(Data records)
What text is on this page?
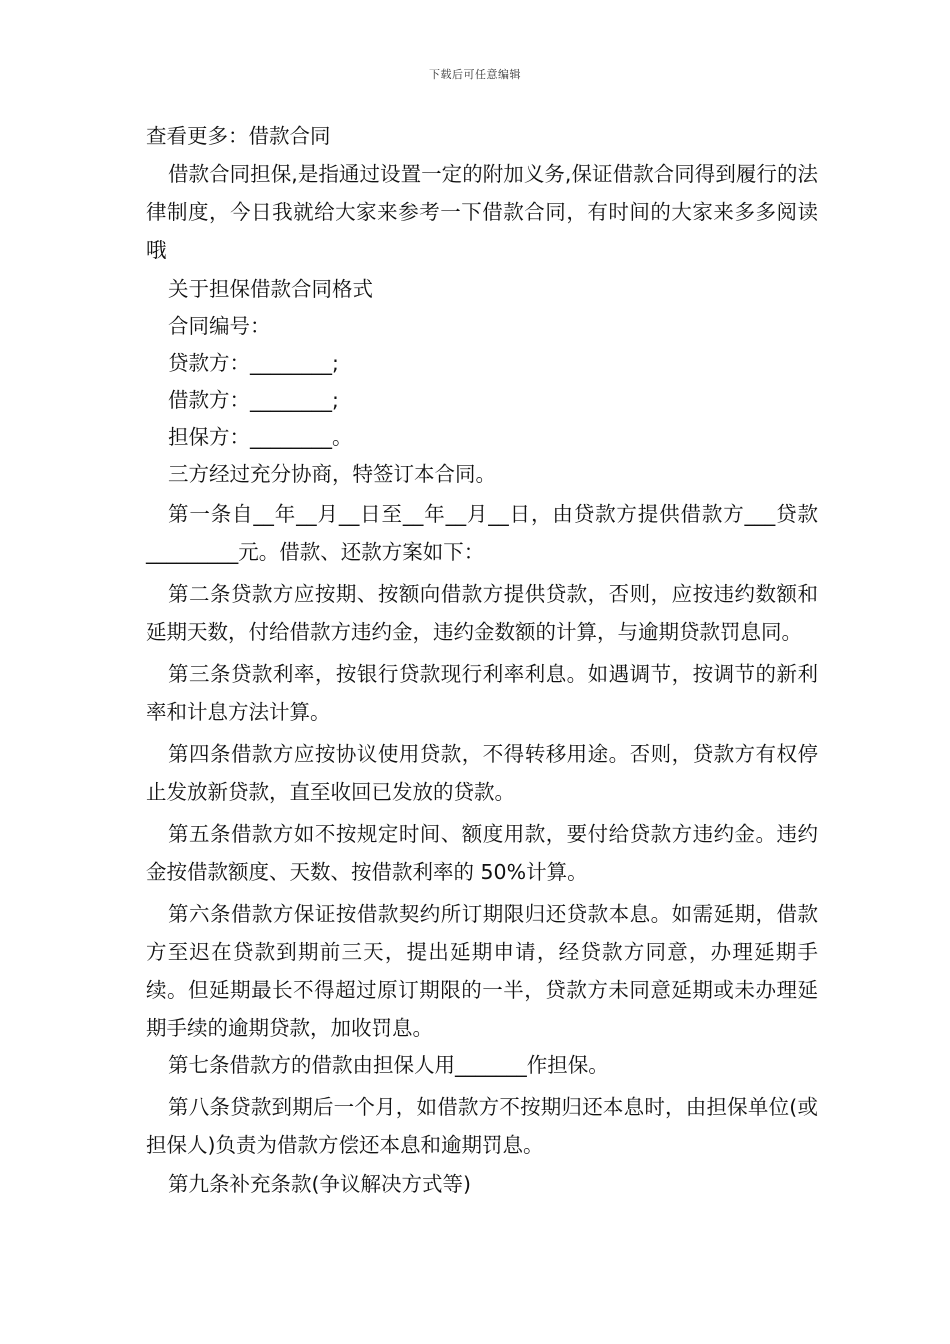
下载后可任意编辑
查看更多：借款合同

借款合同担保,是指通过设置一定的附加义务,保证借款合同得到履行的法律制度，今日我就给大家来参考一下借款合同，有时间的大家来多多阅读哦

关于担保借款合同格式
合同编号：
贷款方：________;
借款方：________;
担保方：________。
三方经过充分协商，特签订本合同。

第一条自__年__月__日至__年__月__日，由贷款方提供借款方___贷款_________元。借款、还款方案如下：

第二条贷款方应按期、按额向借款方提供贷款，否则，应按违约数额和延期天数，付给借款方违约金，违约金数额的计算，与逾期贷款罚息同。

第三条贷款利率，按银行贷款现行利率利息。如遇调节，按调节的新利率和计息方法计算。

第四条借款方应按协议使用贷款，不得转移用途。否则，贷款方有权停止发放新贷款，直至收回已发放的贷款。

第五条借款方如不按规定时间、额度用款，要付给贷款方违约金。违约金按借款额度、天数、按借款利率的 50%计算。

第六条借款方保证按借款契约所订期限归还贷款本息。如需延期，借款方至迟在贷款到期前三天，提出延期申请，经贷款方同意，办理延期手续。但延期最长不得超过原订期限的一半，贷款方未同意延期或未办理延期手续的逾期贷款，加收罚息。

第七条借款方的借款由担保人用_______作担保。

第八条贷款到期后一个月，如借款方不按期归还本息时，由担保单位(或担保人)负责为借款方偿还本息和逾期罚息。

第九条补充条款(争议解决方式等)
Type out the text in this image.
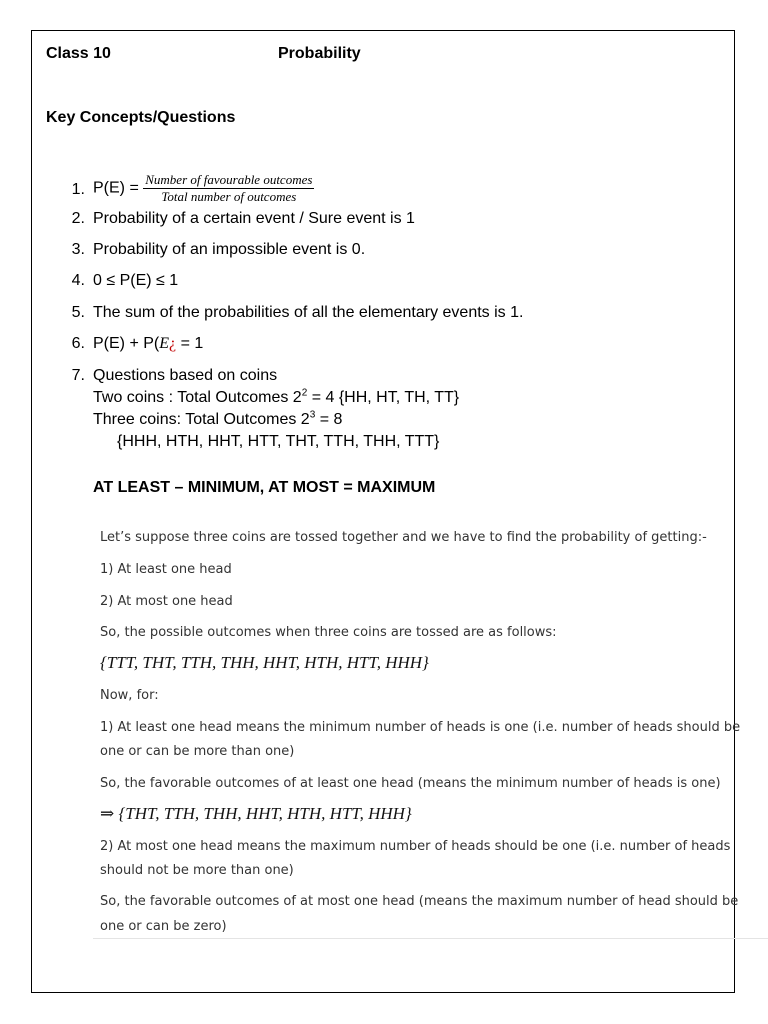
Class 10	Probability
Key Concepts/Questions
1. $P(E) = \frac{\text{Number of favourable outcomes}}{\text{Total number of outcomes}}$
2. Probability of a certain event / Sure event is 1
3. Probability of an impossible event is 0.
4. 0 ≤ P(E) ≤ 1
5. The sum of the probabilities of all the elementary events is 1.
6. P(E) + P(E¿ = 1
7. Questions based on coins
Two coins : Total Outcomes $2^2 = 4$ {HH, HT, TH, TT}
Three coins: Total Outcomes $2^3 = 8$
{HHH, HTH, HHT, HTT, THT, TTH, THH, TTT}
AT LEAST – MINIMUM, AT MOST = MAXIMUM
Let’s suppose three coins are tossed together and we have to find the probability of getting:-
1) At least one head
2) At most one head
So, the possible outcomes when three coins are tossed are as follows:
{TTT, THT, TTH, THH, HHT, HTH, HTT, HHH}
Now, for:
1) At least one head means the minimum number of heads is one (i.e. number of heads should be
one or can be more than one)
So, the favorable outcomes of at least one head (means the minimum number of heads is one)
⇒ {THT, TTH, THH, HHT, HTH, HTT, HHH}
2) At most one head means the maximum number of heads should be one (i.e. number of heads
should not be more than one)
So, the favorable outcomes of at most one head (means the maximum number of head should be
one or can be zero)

*WRITTEN EXERCISE*. Check each line above for the word "than", and copy the lines where it appears.

*RESPONSE TO THIS EXERCISE*.
one or can be more than one)
should not be more than one)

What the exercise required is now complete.